** Start PROVIDED RECORDS **

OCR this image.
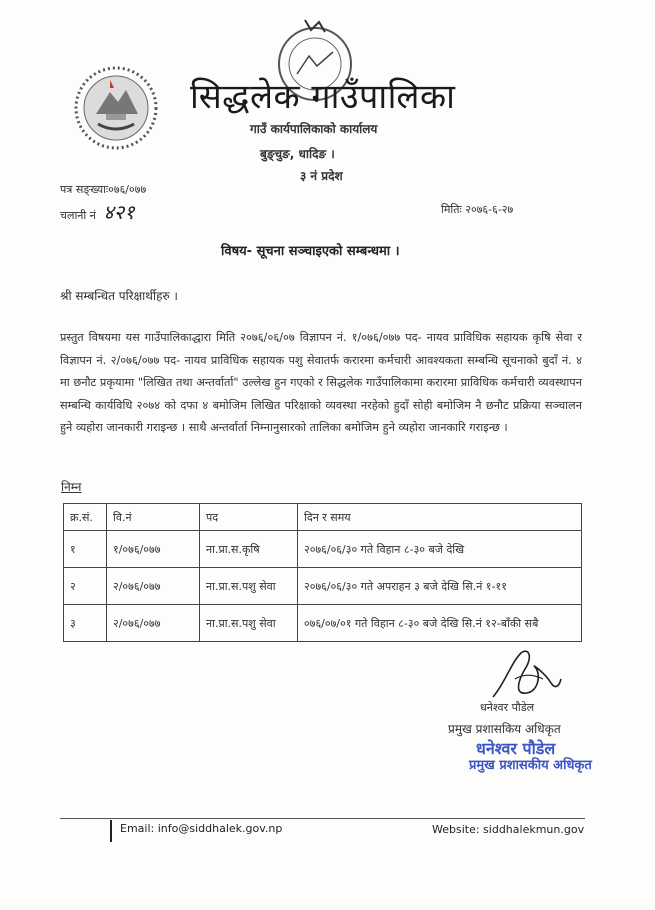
सिद्धलेक गाउँपालिका
गाउँ कार्यपालिकाको कार्यालय
बुङ्चुङ, धादिङ ।
३ नं प्रदेश
पत्र सङ्ख्याः०७६/०७७
चलानी नं ४२१	मितिः २०७६-६-२७
विषय- सूचना सञ्चाइएको सम्बन्धमा ।
श्री सम्बन्धित परिक्षार्थीहरु ।
प्रस्तुत विषयमा यस गाउँपालिकाद्धारा मिति २०७६/०६/०७ विज्ञापन नं. १/०७६/०७७ पद- नायव प्राविधिक सहायक कृषि सेवा र विज्ञापन नं. २/०७६/०७७ पद- नायव प्राविधिक सहायक पशु सेवातर्फ करारमा कर्मचारी आवश्यकता सम्बन्धि सूचनाको बुदाँ नं. ४ मा छनौट प्रकृयामा "लिखित तथा अन्तर्वार्ता" उल्लेख हुन गएको र सिद्धलेक गाउँपालिकामा करारमा प्राविधिक कर्मचारी व्यवस्थापन सम्बन्धि कार्यविधि २०७४ को दफा ४ बमोजिम लिखित परिक्षाको व्यवस्था नरहेको हुदाँ सोही बमोजिम नै छनौट प्रक्रिया सञ्चालन हुने व्यहोरा जानकारी गराइन्छ । साथै अन्तर्वार्ता निम्नानुसारको तालिका बमोजिम हुने व्यहोरा जानकारि गराइन्छ ।
निम्न
क्र.सं.	वि.नं	पद	दिन र समय
१	१/०७६/०७७	ना.प्रा.स.कृषि	२०७६/०६/३० गते विहान ८-३० बजे देखि
२	२/०७६/०७७	ना.प्रा.स.पशु सेवा	२०७६/०६/३० गते अपराहन ३ बजे देखि सि.नं १-११
३	२/०७६/०७७	ना.प्रा.स.पशु सेवा	०७६/०७/०१ गते विहान ८-३० बजे देखि सि.नं १२-बाँकी सबै
धनेश्वर पौडेल
प्रमुख प्रशासकिय अधिकृत
धनेश्वर पौडेल
प्रमुख प्रशासकीय अधिकृत
Email: info@siddhalek.gov.np	Website: siddhalekmun.gov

** End PROVIDED RECORDS **

(TASK BRIEF):
Quote each record exactly as it stands, minus the pictures.

(THE RESPONSE):
OCR this image.
सिद्धलेक गाउँपालिका
गाउँ कार्यपालिकाको कार्यालय
बुङ्चुङ, धादिङ ।
३ नं प्रदेश
पत्र सङ्ख्याः०७६/०७७
चलानी नं ४२१	मितिः २०७६-६-२७
विषय- सूचना सञ्चाइएको सम्बन्धमा ।
श्री सम्बन्धित परिक्षार्थीहरु ।
प्रस्तुत विषयमा यस गाउँपालिकाद्धारा मिति २०७६/०६/०७ विज्ञापन नं. १/०७६/०७७ पद- नायव प्राविधिक सहायक कृषि सेवा र विज्ञापन नं. २/०७६/०७७ पद- नायव प्राविधिक सहायक पशु सेवातर्फ करारमा कर्मचारी आवश्यकता सम्बन्धि सूचनाको बुदाँ नं. ४ मा छनौट प्रकृयामा "लिखित तथा अन्तर्वार्ता" उल्लेख हुन गएको र सिद्धलेक गाउँपालिकामा करारमा प्राविधिक कर्मचारी व्यवस्थापन सम्बन्धि कार्यविधि २०७४ को दफा ४ बमोजिम लिखित परिक्षाको व्यवस्था नरहेको हुदाँ सोही बमोजिम नै छनौट प्रक्रिया सञ्चालन हुने व्यहोरा जानकारी गराइन्छ । साथै अन्तर्वार्ता निम्नानुसारको तालिका बमोजिम हुने व्यहोरा जानकारि गराइन्छ ।
निम्न
क्र.सं.	वि.नं	पद	दिन र समय
१	१/०७६/०७७	ना.प्रा.स.कृषि	२०७६/०६/३० गते विहान ८-३० बजे देखि
२	२/०७६/०७७	ना.प्रा.स.पशु सेवा	२०७६/०६/३० गते अपराहन ३ बजे देखि सि.नं १-११
३	२/०७६/०७७	ना.प्रा.स.पशु सेवा	०७६/०७/०१ गते विहान ८-३० बजे देखि सि.नं १२-बाँकी सबै
धनेश्वर पौडेल
प्रमुख प्रशासकिय अधिकृत
धनेश्वर पौडेल
प्रमुख प्रशासकीय अधिकृत
Email: info@siddhalek.gov.np	Website: siddhalekmun.gov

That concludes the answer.